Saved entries
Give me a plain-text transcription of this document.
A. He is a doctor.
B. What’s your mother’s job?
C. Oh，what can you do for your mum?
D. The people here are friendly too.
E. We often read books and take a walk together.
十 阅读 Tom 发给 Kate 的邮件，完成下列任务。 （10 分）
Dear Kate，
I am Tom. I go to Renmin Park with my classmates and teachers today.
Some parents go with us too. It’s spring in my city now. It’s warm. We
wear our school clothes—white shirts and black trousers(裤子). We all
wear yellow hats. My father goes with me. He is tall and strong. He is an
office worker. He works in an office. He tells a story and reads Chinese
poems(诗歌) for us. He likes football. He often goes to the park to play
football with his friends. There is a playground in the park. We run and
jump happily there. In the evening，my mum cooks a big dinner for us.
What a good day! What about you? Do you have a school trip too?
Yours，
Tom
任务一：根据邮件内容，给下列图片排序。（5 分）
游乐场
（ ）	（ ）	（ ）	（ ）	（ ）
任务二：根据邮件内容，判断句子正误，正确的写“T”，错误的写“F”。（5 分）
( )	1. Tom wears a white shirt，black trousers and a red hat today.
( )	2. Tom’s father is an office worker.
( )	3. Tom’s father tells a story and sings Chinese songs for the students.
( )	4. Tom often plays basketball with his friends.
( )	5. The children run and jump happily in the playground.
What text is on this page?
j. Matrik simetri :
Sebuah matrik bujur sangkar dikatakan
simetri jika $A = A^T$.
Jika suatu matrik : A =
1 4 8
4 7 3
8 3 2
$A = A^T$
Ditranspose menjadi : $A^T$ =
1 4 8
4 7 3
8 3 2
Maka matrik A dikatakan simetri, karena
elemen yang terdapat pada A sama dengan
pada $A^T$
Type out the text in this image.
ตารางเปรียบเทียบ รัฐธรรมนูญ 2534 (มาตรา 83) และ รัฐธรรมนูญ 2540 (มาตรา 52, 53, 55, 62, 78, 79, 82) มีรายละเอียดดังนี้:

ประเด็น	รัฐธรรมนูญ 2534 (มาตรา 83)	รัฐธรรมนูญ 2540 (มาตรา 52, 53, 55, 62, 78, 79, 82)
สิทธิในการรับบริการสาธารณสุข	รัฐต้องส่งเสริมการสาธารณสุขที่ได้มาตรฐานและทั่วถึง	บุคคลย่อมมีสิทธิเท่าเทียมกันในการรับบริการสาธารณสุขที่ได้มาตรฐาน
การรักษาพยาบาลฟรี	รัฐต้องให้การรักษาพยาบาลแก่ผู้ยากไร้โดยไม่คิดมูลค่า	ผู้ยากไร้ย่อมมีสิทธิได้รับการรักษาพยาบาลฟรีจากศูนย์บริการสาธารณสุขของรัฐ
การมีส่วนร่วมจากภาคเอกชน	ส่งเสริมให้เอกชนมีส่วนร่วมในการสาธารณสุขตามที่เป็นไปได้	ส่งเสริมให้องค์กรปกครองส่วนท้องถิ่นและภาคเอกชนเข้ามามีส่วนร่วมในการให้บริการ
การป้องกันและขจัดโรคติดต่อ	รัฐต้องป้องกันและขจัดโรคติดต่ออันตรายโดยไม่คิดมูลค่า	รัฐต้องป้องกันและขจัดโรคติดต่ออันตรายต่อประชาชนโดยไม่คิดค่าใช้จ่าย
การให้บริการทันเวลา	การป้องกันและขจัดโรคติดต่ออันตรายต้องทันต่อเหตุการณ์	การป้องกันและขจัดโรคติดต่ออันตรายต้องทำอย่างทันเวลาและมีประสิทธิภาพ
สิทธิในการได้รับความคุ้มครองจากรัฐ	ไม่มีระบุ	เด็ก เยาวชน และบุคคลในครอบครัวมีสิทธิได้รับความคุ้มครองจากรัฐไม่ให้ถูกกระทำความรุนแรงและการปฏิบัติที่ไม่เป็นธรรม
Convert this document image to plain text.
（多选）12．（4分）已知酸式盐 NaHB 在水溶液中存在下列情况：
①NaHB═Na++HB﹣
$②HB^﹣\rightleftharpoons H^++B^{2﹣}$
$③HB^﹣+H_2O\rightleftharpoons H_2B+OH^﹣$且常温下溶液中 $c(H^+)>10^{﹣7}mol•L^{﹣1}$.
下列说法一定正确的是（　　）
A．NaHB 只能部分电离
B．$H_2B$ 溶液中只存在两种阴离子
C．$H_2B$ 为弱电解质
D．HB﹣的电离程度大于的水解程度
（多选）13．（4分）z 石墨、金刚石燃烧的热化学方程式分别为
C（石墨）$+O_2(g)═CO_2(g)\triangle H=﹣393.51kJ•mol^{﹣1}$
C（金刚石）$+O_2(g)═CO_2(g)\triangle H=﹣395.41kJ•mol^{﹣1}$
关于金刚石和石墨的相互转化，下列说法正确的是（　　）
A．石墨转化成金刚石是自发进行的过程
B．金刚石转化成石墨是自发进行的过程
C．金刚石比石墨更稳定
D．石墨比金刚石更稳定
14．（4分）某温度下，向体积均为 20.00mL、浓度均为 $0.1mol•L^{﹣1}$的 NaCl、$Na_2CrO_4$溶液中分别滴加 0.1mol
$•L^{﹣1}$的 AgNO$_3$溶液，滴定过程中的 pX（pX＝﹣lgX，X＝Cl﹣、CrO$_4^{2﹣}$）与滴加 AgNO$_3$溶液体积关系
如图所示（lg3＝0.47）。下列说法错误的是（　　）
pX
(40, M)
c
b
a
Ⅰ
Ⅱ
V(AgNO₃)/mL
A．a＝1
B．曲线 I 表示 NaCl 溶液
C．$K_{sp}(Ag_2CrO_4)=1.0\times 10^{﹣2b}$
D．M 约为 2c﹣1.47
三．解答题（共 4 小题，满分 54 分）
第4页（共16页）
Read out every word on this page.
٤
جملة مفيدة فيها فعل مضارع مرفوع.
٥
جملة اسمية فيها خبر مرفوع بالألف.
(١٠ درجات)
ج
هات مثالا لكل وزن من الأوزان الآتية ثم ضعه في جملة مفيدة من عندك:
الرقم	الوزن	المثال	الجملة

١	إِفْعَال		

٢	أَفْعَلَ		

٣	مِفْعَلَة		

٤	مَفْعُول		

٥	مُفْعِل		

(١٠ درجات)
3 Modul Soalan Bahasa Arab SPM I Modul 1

• What you will do
Reproduce exactly the line containing "Read out every word on this page." and every line after it through the end of the records above, and nothing else.

• Expected answer
Read out every word on this page.
٤
جملة مفيدة فيها فعل مضارع مرفوع.
٥
جملة اسمية فيها خبر مرفوع بالألف.
(١٠ درجات)
ج
هات مثالا لكل وزن من الأوزان الآتية ثم ضعه في جملة مفيدة من عندك:
الرقم	الوزن	المثال	الجملة

١	إِفْعَال		

٢	أَفْعَلَ		

٣	مِفْعَلَة		

٤	مَفْعُول		

٥	مُفْعِل		

(١٠ درجات)
3 Modul Soalan Bahasa Arab SPM I Modul 1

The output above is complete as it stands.